**Exercise goal:** Read through the data and report every line in which the word "JSON" occurs.

**Supplied material:**
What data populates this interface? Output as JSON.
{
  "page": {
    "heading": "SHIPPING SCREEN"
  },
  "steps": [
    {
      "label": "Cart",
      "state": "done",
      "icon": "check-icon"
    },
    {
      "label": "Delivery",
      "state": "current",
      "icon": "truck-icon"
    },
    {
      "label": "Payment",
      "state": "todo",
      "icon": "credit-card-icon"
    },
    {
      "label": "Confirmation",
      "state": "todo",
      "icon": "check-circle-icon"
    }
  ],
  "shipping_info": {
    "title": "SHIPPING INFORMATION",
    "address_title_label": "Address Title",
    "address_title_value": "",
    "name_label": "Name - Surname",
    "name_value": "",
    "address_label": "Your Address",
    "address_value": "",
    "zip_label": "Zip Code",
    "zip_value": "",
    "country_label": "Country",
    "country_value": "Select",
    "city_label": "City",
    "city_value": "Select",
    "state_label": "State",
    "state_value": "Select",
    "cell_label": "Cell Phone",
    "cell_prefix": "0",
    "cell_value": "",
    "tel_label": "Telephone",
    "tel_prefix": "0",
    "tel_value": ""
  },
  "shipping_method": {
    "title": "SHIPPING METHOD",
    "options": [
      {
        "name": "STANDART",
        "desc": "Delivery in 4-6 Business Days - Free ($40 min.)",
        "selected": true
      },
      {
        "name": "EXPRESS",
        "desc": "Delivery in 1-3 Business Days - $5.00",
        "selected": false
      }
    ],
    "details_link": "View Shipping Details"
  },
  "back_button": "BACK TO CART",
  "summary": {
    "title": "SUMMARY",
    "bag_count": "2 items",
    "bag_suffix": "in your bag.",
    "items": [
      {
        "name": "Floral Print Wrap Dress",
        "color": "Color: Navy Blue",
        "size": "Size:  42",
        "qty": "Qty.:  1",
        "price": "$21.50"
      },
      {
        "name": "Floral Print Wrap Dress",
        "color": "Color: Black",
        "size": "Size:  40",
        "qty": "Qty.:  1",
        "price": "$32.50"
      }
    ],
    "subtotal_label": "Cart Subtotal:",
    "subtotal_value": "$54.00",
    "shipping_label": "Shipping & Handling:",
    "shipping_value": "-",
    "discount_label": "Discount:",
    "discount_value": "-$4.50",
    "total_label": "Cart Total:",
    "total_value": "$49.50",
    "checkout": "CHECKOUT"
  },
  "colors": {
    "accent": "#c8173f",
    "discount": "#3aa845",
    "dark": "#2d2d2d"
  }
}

--

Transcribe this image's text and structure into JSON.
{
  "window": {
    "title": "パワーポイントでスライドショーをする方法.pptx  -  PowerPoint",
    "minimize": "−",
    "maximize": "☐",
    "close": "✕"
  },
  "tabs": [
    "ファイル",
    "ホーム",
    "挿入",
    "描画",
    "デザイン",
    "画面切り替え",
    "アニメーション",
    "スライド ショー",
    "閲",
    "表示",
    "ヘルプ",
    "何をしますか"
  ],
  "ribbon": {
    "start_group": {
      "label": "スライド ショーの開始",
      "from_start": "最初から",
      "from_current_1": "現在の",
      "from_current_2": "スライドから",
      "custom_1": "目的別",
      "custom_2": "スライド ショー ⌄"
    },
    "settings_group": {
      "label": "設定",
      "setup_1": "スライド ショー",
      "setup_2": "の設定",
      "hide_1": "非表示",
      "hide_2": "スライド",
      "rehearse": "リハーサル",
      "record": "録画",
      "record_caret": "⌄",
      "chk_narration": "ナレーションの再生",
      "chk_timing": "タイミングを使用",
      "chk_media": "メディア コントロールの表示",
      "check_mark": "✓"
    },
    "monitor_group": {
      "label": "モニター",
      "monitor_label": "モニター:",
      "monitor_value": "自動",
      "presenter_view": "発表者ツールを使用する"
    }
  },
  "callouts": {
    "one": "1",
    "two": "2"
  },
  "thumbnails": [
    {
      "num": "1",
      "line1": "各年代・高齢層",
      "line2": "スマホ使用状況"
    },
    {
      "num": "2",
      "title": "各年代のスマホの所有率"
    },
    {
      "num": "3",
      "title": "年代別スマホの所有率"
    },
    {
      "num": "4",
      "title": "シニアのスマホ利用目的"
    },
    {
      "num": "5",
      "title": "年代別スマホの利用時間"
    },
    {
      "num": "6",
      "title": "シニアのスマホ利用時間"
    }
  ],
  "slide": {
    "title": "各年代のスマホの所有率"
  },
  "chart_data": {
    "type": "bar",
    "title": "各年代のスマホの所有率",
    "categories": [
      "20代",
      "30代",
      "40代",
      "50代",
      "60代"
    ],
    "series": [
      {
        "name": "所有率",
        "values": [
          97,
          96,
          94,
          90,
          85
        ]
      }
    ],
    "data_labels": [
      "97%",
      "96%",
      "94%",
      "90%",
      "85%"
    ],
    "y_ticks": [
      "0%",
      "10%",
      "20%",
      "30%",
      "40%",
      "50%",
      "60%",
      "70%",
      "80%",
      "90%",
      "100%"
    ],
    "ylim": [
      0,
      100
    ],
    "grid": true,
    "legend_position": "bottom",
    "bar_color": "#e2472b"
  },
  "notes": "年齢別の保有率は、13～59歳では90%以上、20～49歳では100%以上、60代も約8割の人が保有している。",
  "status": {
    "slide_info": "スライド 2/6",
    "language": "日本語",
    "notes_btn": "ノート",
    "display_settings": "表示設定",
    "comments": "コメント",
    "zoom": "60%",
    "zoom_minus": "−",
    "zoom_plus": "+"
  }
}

**Exercise result:**
What data populates this interface? Output as JSON.
Transcribe this image's text and structure into JSON.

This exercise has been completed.